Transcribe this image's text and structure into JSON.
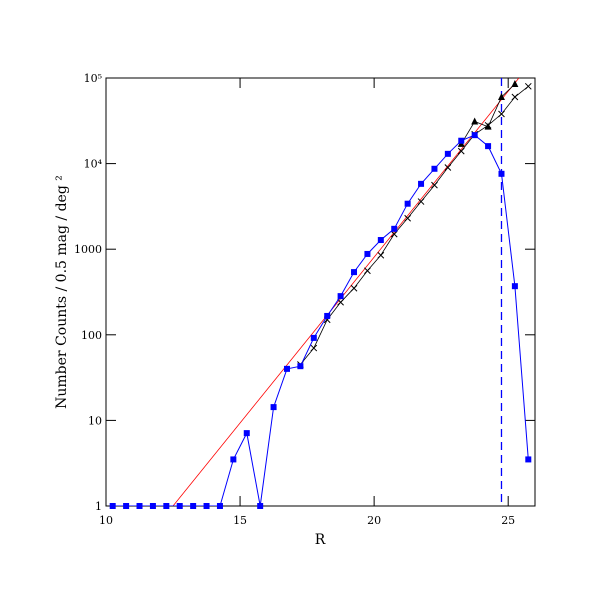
{
  "chart_data": {
    "type": "scatter",
    "xlabel": "R",
    "ylabel": "Number Counts / 0.5 mag / deg ²",
    "xlim": [
      10,
      26
    ],
    "ylim": [
      1,
      100000
    ],
    "log_y": true,
    "xticks": [
      10,
      15,
      20,
      25
    ],
    "yticks": [
      1,
      10,
      100,
      1000,
      {
        "value": 10000,
        "label": "10⁴"
      },
      {
        "value": 100000,
        "label": "10⁵"
      }
    ],
    "vline": {
      "x": 24.75,
      "color": "#0000ff"
    },
    "series": [
      {
        "color": "#ff0000",
        "marker": "none",
        "x": [
          12.5,
          25.4
        ],
        "values": [
          1,
          100000
        ]
      },
      {
        "color": "#000000",
        "marker": "cross",
        "x": [
          17.25,
          17.75,
          18.25,
          18.75,
          19.25,
          19.75,
          20.25,
          20.75,
          21.25,
          21.75,
          22.25,
          22.75,
          23.25,
          23.75,
          24.25,
          24.75,
          25.25,
          25.75
        ],
        "values": [
          45,
          70,
          150,
          240,
          350,
          560,
          850,
          1500,
          2300,
          3600,
          5600,
          9000,
          14000,
          22000,
          28000,
          38000,
          60000,
          80000
        ]
      },
      {
        "color": "#000000",
        "marker": "triangle",
        "x": [
          23.25,
          23.75,
          24.25,
          24.75,
          25.25
        ],
        "values": [
          17000,
          31000,
          27000,
          60000,
          85000
        ]
      },
      {
        "color": "#0000ff",
        "marker": "square",
        "x": [
          10.25,
          10.75,
          11.25,
          11.75,
          12.25,
          12.75,
          13.25,
          13.75,
          14.25,
          14.75,
          15.25,
          15.75,
          16.25,
          16.75,
          17.25,
          17.75,
          18.25,
          18.75,
          19.25,
          19.75,
          20.25,
          20.75,
          21.25,
          21.75,
          22.25,
          22.75,
          23.25,
          23.75,
          24.25,
          24.75,
          25.25,
          25.75
        ],
        "values": [
          1,
          1,
          1,
          1,
          1,
          1,
          1,
          1,
          1,
          3.5,
          7.1,
          1,
          14.3,
          40,
          43,
          92,
          166,
          283,
          540,
          880,
          1280,
          1730,
          3400,
          5800,
          8700,
          13000,
          18500,
          21500,
          16000,
          7600,
          370,
          3.5
        ]
      }
    ]
  }
}
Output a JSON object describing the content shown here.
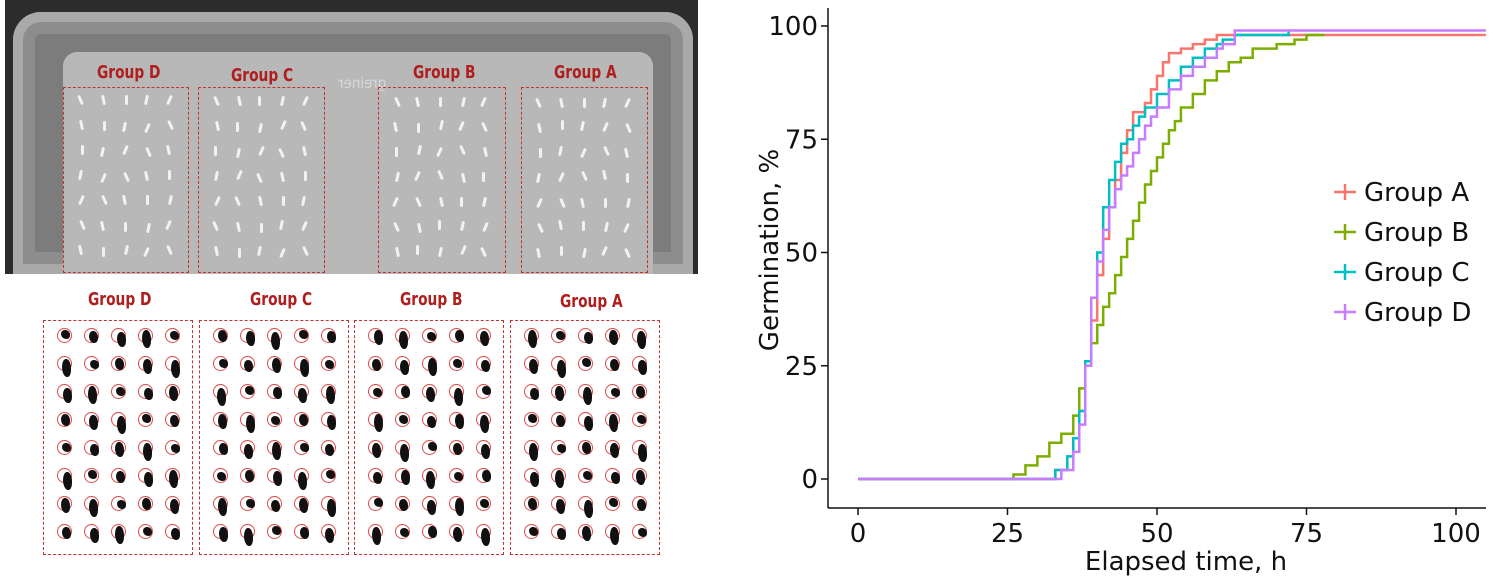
{
  "photo_top": {
    "brand_text": "greiner",
    "groups": [
      {
        "label": "Group D"
      },
      {
        "label": "Group C"
      },
      {
        "label": "Group B"
      },
      {
        "label": "Group A"
      }
    ]
  },
  "photo_bottom": {
    "groups": [
      {
        "label": "Group D"
      },
      {
        "label": "Group C"
      },
      {
        "label": "Group B"
      },
      {
        "label": "Group A"
      }
    ]
  },
  "chart_data": {
    "type": "line",
    "xlabel": "Elapsed time, h",
    "ylabel": "Germination, %",
    "xlim": [
      0,
      105
    ],
    "ylim": [
      0,
      100
    ],
    "x_ticks": [
      0,
      25,
      50,
      75,
      100
    ],
    "y_ticks": [
      0,
      25,
      50,
      75,
      100
    ],
    "grid": false,
    "legend_position": "right",
    "series": [
      {
        "name": "Group A",
        "color": "#F8766D",
        "points": [
          [
            0,
            0
          ],
          [
            31,
            0
          ],
          [
            33,
            2
          ],
          [
            35,
            5
          ],
          [
            36,
            9
          ],
          [
            37,
            15
          ],
          [
            38,
            25
          ],
          [
            39,
            35
          ],
          [
            40,
            45
          ],
          [
            41,
            53
          ],
          [
            42,
            60
          ],
          [
            43,
            66
          ],
          [
            44,
            72
          ],
          [
            45,
            77
          ],
          [
            46,
            81
          ],
          [
            48,
            83
          ],
          [
            49,
            86
          ],
          [
            50,
            89
          ],
          [
            51,
            92
          ],
          [
            52,
            94
          ],
          [
            54,
            95
          ],
          [
            56,
            96
          ],
          [
            58,
            97
          ],
          [
            60,
            98
          ],
          [
            62,
            98
          ],
          [
            105,
            98
          ]
        ]
      },
      {
        "name": "Group B",
        "color": "#7CAE00",
        "points": [
          [
            0,
            0
          ],
          [
            26,
            0
          ],
          [
            26,
            1
          ],
          [
            28,
            3
          ],
          [
            30,
            5
          ],
          [
            32,
            8
          ],
          [
            34,
            10
          ],
          [
            36,
            14
          ],
          [
            37,
            20
          ],
          [
            38,
            25
          ],
          [
            39,
            30
          ],
          [
            40,
            34
          ],
          [
            41,
            38
          ],
          [
            42,
            41
          ],
          [
            43,
            45
          ],
          [
            44,
            49
          ],
          [
            45,
            53
          ],
          [
            46,
            57
          ],
          [
            47,
            61
          ],
          [
            48,
            65
          ],
          [
            49,
            68
          ],
          [
            50,
            71
          ],
          [
            51,
            74
          ],
          [
            52,
            77
          ],
          [
            53,
            79
          ],
          [
            54,
            82
          ],
          [
            56,
            85
          ],
          [
            58,
            88
          ],
          [
            60,
            90
          ],
          [
            62,
            92
          ],
          [
            64,
            93
          ],
          [
            66,
            95
          ],
          [
            70,
            96
          ],
          [
            73,
            97
          ],
          [
            75,
            98
          ],
          [
            78,
            98
          ]
        ]
      },
      {
        "name": "Group C",
        "color": "#00BFC4",
        "points": [
          [
            0,
            0
          ],
          [
            31,
            0
          ],
          [
            33,
            2
          ],
          [
            35,
            5
          ],
          [
            36,
            9
          ],
          [
            37,
            15
          ],
          [
            38,
            26
          ],
          [
            39,
            40
          ],
          [
            40,
            50
          ],
          [
            41,
            60
          ],
          [
            42,
            66
          ],
          [
            43,
            70
          ],
          [
            44,
            74
          ],
          [
            45,
            75
          ],
          [
            46,
            78
          ],
          [
            47,
            80
          ],
          [
            48,
            82
          ],
          [
            50,
            85
          ],
          [
            52,
            88
          ],
          [
            54,
            91
          ],
          [
            56,
            93
          ],
          [
            58,
            95
          ],
          [
            60,
            96
          ],
          [
            61,
            97
          ],
          [
            63,
            98
          ],
          [
            65,
            98
          ],
          [
            72,
            99
          ]
        ]
      },
      {
        "name": "Group D",
        "color": "#C77CFF",
        "points": [
          [
            0,
            0
          ],
          [
            32,
            0
          ],
          [
            34,
            2
          ],
          [
            36,
            6
          ],
          [
            37,
            12
          ],
          [
            38,
            25
          ],
          [
            39,
            40
          ],
          [
            40,
            48
          ],
          [
            41,
            55
          ],
          [
            42,
            60
          ],
          [
            43,
            64
          ],
          [
            44,
            67
          ],
          [
            45,
            69
          ],
          [
            46,
            72
          ],
          [
            47,
            75
          ],
          [
            48,
            78
          ],
          [
            49,
            80
          ],
          [
            50,
            82
          ],
          [
            52,
            86
          ],
          [
            54,
            89
          ],
          [
            56,
            91
          ],
          [
            58,
            93
          ],
          [
            60,
            95
          ],
          [
            61,
            96
          ],
          [
            63,
            99
          ],
          [
            105,
            99
          ]
        ]
      }
    ]
  }
}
◆ ◆ ◆ ◆
◆ **Required work**
Only the number is wanted: how many lines in the entries above contain the word "ylabel"?

◆ **Answer for the task**
2